**Do this:** Gather all lines with "title" from the records.

**Dataset:**
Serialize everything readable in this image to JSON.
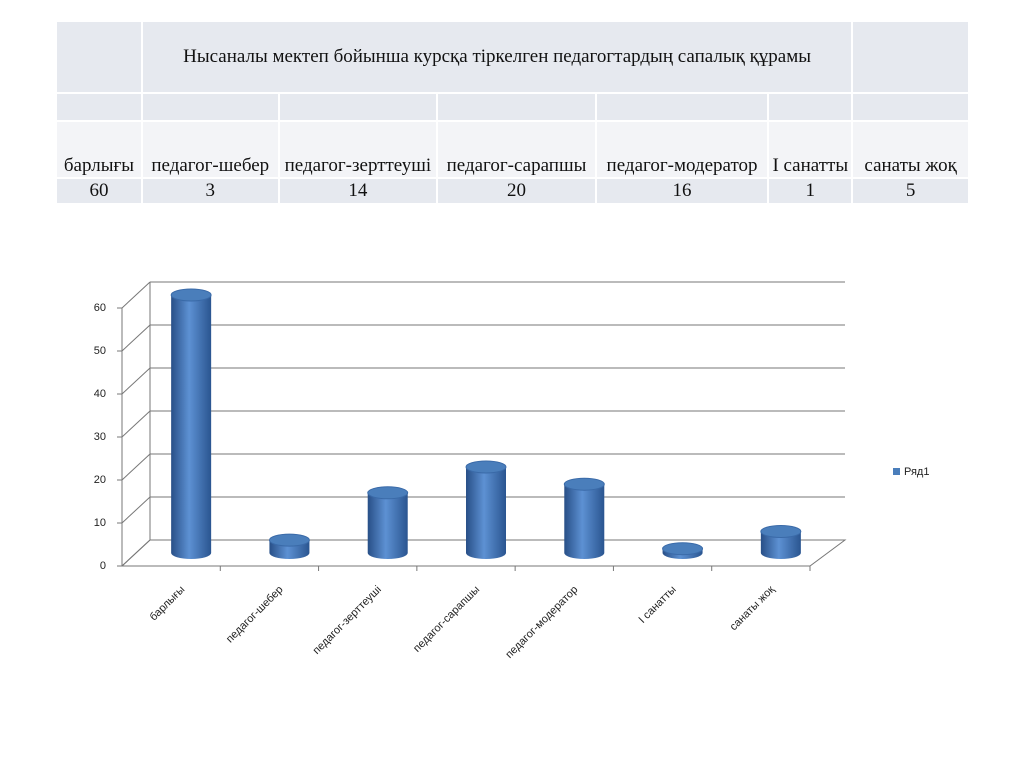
{
  "table": {
    "title": "Нысаналы мектеп бойынша курсқа тіркелген педагогтардың сапалық құрамы"
  },
  "chart_data": {
    "type": "bar",
    "categories": [
      "барлығы",
      "педагог-шебер",
      "педагог-зерттеуші",
      "педагог-сарапшы",
      "педагог-модератор",
      "I санатты",
      "санаты жоқ"
    ],
    "series": [
      {
        "name": "Ряд1",
        "color": "#4a7ebb",
        "values": [
          60,
          3,
          14,
          20,
          16,
          1,
          5
        ]
      }
    ],
    "ylim": [
      0,
      60
    ],
    "yticks": [
      0,
      10,
      20,
      30,
      40,
      50,
      60
    ],
    "grid": true,
    "legend": "right"
  }
}
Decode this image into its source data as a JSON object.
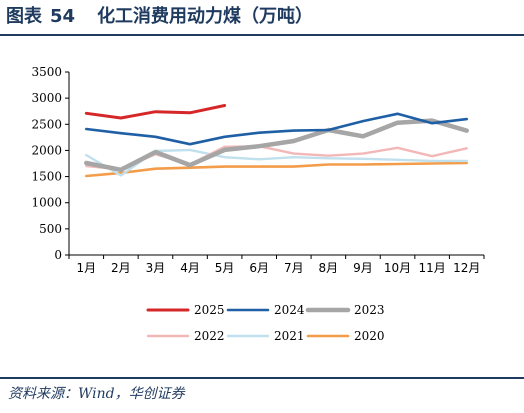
{
  "header": {
    "label": "图表",
    "number": "54",
    "title": "化工消费用动力煤（万吨）"
  },
  "source": "资料来源：Wind，华创证券",
  "chart_data": {
    "type": "line",
    "categories": [
      "1月",
      "2月",
      "3月",
      "4月",
      "5月",
      "6月",
      "7月",
      "8月",
      "9月",
      "10月",
      "11月",
      "12月"
    ],
    "ylim": [
      0,
      3500
    ],
    "yticks": [
      0,
      500,
      1000,
      1500,
      2000,
      2500,
      3000,
      3500
    ],
    "legend_position": "bottom",
    "series": [
      {
        "name": "2025",
        "color": "#d62728",
        "width": 3.0,
        "values": [
          2710,
          2620,
          2740,
          2720,
          2860,
          null,
          null,
          null,
          null,
          null,
          null,
          null
        ]
      },
      {
        "name": "2024",
        "color": "#1f5fa6",
        "width": 2.6,
        "values": [
          2410,
          2330,
          2260,
          2120,
          2260,
          2340,
          2380,
          2390,
          2560,
          2700,
          2520,
          2600
        ]
      },
      {
        "name": "2023",
        "color": "#a6a6a6",
        "width": 4.5,
        "values": [
          1760,
          1630,
          1970,
          1720,
          2010,
          2080,
          2180,
          2390,
          2270,
          2530,
          2570,
          2380
        ]
      },
      {
        "name": "2022",
        "color": "#f2b8b8",
        "width": 2.4,
        "values": [
          1700,
          1640,
          1930,
          1730,
          2070,
          2080,
          1940,
          1900,
          1940,
          2050,
          1890,
          2040
        ]
      },
      {
        "name": "2021",
        "color": "#bfe0ec",
        "width": 2.4,
        "values": [
          1910,
          1520,
          1990,
          2010,
          1870,
          1830,
          1870,
          1850,
          1840,
          1820,
          1800,
          1800
        ]
      },
      {
        "name": "2020",
        "color": "#f39c4a",
        "width": 2.6,
        "values": [
          1510,
          1570,
          1650,
          1670,
          1690,
          1690,
          1690,
          1730,
          1730,
          1740,
          1750,
          1760
        ]
      }
    ]
  }
}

**Solution to this task:**
    "title": "Нысаналы мектеп бойынша курсқа тіркелген педагогтардың сапалық құрамы"
    "title": "化工消费用动力煤（万吨）"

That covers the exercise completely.